Aim of the exercise:
Where does the word "their" show up in the records? Copy every line that has it.

(Stored records)
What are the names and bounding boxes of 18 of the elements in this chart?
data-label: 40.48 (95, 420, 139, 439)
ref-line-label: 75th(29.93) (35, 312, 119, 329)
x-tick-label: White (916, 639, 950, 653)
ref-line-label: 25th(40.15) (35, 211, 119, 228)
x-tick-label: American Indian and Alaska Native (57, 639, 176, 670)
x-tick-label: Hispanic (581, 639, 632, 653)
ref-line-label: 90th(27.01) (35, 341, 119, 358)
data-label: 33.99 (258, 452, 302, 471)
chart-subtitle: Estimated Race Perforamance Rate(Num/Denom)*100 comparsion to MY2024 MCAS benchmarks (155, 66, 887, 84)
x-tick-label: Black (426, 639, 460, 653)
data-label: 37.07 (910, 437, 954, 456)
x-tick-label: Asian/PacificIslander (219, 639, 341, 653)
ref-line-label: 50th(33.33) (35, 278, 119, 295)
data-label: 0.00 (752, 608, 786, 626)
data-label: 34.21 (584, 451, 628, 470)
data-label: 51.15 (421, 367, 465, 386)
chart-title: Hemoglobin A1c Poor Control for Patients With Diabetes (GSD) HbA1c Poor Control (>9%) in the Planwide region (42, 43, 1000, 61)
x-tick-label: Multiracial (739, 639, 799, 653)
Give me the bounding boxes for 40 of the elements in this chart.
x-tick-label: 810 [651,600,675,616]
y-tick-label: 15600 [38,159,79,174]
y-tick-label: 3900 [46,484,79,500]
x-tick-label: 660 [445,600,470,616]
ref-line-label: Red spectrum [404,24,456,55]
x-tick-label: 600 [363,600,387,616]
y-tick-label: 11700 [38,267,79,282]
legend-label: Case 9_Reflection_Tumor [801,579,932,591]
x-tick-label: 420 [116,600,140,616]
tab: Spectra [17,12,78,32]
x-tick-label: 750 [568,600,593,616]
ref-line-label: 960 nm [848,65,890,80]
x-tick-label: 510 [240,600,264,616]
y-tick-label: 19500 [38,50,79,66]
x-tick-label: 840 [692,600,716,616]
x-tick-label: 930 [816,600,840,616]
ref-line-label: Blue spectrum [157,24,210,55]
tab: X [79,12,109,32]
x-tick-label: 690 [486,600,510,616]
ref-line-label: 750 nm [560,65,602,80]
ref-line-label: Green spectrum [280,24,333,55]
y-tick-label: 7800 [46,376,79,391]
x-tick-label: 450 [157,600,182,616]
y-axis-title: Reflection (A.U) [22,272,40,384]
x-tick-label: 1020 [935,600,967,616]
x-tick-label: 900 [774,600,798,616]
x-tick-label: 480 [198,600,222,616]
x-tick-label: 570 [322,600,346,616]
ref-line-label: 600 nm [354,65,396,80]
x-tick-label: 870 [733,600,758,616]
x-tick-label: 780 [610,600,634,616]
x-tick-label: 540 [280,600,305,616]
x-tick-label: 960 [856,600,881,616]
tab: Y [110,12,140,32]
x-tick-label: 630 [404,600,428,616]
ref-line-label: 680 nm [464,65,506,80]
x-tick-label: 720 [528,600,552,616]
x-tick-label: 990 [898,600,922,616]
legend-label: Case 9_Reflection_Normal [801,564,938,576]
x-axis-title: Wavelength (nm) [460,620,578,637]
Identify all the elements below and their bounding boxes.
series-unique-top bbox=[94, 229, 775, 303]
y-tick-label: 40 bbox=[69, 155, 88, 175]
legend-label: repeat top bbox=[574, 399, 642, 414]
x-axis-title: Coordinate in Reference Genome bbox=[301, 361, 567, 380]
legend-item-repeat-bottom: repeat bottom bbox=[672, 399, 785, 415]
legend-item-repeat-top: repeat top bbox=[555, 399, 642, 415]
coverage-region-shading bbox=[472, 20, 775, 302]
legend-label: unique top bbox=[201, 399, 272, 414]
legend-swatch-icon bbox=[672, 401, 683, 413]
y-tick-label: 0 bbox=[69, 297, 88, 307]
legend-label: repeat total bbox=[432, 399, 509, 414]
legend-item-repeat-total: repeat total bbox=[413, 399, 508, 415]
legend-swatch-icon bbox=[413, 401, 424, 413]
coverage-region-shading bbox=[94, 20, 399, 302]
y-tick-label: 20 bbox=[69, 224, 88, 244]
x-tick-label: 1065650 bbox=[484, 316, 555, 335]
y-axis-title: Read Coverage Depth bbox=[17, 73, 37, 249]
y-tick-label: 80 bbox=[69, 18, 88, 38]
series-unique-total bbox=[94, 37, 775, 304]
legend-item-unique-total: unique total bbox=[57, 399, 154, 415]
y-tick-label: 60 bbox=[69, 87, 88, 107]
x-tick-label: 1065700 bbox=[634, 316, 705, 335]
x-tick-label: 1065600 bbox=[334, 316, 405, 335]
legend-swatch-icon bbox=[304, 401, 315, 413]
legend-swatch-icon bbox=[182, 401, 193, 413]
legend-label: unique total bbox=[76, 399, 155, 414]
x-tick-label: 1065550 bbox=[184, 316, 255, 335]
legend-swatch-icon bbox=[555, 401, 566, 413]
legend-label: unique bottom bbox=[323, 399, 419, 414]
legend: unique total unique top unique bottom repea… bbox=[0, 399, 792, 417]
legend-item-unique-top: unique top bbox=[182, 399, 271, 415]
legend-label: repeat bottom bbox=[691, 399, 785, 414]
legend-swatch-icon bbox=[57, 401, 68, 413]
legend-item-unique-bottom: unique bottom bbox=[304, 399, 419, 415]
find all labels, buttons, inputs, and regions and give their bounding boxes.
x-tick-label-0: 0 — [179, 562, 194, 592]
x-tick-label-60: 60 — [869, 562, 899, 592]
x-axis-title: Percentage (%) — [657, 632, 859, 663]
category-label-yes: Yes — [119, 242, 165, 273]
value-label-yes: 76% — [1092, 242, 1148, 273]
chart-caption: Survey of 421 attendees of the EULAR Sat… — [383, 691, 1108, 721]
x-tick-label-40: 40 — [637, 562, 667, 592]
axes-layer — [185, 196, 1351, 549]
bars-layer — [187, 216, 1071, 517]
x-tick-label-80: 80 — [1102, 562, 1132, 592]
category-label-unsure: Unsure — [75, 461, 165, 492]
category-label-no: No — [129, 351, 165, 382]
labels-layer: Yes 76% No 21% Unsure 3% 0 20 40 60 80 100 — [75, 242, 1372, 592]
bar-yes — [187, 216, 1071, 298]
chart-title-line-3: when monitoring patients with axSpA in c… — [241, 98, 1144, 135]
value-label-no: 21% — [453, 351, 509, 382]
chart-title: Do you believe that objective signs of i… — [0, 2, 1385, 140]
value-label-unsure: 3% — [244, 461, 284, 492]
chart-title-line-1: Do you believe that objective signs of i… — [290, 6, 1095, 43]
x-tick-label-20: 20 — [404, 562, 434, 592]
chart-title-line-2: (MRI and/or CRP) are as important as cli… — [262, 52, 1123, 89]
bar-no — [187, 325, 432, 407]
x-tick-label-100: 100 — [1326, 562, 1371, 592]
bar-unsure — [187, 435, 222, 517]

Answer to this problem:
Identify all the elements below and their bounding boxes.
find all labels, buttons, inputs, and regions and give their bounding boxes.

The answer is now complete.